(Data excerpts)
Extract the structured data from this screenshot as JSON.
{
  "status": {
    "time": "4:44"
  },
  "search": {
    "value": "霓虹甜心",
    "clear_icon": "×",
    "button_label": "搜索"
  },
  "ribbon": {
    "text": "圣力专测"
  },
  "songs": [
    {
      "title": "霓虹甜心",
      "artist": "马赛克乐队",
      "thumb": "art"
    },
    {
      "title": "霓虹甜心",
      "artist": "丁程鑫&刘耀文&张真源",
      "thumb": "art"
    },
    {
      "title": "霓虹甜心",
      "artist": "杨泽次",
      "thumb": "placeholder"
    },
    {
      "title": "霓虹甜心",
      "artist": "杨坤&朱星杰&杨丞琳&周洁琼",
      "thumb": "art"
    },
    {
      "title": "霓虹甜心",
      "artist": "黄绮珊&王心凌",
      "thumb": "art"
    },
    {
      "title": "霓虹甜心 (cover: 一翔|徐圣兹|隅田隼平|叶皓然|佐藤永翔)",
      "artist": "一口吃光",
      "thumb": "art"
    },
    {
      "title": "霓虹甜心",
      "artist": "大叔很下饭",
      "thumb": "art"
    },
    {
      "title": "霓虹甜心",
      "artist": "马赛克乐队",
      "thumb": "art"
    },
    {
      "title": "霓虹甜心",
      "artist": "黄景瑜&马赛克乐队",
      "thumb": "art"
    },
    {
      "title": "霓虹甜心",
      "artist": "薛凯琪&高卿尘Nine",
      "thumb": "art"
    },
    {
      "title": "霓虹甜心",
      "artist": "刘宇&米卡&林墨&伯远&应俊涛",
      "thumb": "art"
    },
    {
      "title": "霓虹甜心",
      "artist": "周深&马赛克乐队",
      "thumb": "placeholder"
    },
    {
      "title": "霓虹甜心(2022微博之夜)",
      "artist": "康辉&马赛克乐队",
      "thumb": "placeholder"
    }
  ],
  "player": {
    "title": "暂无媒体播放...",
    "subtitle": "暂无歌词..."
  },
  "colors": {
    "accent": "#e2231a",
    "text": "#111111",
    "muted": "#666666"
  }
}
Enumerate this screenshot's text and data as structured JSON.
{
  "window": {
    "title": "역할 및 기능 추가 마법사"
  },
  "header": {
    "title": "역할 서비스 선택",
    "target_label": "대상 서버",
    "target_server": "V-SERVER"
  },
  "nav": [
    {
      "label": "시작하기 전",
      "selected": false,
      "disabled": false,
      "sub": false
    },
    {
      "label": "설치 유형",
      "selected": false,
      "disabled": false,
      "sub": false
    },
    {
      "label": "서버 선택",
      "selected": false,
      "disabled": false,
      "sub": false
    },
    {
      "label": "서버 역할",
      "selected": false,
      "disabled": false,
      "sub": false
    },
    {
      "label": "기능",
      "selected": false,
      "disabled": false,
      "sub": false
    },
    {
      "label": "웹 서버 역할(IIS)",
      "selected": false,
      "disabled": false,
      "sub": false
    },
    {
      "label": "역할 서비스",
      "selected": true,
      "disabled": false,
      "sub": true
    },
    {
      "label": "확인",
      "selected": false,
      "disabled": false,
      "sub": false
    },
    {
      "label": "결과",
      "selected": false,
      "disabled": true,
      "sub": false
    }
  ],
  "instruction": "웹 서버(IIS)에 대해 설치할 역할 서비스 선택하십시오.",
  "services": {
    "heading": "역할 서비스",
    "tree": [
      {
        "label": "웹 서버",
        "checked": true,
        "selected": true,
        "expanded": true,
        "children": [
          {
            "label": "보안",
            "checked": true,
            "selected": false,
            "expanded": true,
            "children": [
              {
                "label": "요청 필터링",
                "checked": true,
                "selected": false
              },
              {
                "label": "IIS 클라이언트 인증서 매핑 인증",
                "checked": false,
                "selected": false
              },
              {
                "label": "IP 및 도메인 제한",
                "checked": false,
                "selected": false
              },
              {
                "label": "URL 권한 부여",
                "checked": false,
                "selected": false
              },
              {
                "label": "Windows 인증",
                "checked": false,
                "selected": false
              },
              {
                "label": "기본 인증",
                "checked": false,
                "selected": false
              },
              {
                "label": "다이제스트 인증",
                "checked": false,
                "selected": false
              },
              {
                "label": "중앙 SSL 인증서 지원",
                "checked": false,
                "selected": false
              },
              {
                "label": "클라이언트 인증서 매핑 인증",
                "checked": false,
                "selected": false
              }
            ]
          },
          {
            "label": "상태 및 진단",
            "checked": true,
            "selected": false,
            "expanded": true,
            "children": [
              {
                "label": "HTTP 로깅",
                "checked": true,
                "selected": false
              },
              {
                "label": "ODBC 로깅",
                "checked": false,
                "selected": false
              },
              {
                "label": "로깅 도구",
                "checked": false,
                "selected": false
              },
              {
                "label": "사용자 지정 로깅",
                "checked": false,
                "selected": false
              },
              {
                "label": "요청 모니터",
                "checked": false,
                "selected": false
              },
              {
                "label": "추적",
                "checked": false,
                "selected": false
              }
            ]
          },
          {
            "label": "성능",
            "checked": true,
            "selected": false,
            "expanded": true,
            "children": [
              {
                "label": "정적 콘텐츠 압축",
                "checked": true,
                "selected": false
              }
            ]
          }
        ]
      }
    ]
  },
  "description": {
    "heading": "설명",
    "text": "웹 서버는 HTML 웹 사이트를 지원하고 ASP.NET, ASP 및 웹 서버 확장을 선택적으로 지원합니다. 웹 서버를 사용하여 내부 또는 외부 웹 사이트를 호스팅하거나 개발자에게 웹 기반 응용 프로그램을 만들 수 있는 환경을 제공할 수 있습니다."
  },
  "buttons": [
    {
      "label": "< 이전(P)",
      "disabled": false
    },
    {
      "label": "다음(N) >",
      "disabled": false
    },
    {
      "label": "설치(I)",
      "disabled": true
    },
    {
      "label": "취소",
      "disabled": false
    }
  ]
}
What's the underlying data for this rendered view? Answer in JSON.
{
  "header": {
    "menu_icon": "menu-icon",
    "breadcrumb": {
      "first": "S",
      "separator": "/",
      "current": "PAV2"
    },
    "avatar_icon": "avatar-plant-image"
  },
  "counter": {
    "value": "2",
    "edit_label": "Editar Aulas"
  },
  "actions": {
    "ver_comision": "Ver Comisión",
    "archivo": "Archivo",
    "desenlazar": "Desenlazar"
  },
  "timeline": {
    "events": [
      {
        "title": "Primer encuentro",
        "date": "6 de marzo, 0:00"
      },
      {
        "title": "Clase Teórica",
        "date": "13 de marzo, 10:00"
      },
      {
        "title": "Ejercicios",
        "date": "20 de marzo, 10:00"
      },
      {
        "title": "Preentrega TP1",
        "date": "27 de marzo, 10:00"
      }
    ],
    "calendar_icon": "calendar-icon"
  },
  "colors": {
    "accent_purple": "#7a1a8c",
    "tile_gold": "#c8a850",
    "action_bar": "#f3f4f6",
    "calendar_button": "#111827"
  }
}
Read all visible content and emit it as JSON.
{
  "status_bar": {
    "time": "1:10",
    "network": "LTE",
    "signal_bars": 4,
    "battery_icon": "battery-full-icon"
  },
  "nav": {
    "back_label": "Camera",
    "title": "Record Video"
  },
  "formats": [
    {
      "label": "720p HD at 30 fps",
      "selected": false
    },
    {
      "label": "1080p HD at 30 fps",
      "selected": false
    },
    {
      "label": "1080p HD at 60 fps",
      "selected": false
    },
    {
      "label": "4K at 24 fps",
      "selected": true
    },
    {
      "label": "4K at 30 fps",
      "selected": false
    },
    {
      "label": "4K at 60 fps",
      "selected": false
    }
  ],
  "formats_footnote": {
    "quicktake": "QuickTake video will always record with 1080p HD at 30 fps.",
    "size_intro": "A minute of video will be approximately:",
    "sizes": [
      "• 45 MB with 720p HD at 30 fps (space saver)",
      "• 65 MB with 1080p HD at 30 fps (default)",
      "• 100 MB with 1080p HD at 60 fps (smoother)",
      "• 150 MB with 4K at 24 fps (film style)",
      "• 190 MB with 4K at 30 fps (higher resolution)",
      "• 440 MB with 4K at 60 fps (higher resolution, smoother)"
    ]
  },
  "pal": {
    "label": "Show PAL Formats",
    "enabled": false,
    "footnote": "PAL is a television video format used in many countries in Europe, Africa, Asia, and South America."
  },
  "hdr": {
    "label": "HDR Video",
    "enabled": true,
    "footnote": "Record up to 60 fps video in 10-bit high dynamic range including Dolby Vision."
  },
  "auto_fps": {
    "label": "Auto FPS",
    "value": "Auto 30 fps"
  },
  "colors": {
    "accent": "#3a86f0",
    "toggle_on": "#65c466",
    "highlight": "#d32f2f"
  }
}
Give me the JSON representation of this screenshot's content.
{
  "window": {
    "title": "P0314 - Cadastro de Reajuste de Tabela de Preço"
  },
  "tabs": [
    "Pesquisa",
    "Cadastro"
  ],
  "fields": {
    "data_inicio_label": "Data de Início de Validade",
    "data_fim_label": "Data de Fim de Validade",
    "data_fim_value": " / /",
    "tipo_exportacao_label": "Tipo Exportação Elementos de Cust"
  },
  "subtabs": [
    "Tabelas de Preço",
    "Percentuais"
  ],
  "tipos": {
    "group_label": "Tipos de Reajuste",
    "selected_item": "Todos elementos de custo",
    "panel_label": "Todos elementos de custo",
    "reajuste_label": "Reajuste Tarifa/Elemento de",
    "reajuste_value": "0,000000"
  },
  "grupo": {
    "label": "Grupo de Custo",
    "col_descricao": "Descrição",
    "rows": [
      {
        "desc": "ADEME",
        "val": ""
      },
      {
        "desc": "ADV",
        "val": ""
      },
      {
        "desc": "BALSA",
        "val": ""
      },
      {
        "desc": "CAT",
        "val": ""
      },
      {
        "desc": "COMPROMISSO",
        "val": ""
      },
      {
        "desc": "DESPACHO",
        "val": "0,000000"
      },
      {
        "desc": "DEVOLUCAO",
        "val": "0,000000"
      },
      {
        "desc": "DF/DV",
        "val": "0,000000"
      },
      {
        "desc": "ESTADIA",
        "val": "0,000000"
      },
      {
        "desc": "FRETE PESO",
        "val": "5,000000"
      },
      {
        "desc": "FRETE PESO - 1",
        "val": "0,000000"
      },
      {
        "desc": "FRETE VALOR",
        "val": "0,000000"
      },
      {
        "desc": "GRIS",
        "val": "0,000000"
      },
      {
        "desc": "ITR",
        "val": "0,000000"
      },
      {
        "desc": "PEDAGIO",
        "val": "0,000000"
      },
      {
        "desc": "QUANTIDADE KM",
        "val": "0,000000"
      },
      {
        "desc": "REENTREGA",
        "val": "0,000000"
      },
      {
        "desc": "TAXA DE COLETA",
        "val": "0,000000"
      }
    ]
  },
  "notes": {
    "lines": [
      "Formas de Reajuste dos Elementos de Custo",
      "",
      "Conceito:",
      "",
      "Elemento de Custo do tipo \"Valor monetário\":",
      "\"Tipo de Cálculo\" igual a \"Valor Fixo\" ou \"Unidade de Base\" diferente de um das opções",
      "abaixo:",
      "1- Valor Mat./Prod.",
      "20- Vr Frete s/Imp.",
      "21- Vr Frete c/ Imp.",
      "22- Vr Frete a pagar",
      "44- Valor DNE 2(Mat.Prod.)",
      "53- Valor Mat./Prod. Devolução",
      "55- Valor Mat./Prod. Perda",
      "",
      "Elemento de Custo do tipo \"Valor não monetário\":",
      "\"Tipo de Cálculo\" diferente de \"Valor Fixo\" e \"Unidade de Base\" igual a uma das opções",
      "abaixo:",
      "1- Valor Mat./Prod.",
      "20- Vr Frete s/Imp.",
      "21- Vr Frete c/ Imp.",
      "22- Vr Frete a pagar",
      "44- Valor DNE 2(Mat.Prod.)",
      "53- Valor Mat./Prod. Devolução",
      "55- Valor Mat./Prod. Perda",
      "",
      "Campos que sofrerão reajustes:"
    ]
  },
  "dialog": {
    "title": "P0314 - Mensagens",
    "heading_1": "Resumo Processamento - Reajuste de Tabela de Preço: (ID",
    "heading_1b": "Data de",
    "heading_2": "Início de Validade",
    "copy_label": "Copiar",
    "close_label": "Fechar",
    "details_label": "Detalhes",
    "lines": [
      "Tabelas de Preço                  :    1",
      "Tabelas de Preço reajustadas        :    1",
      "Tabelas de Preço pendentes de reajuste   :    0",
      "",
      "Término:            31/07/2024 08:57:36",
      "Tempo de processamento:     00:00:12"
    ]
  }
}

**WHAT THE TASK ASKS**
Report how many lines of the entries hold the string "Validade". Provide the number alone.

**WRITTEN SOLUTION**
3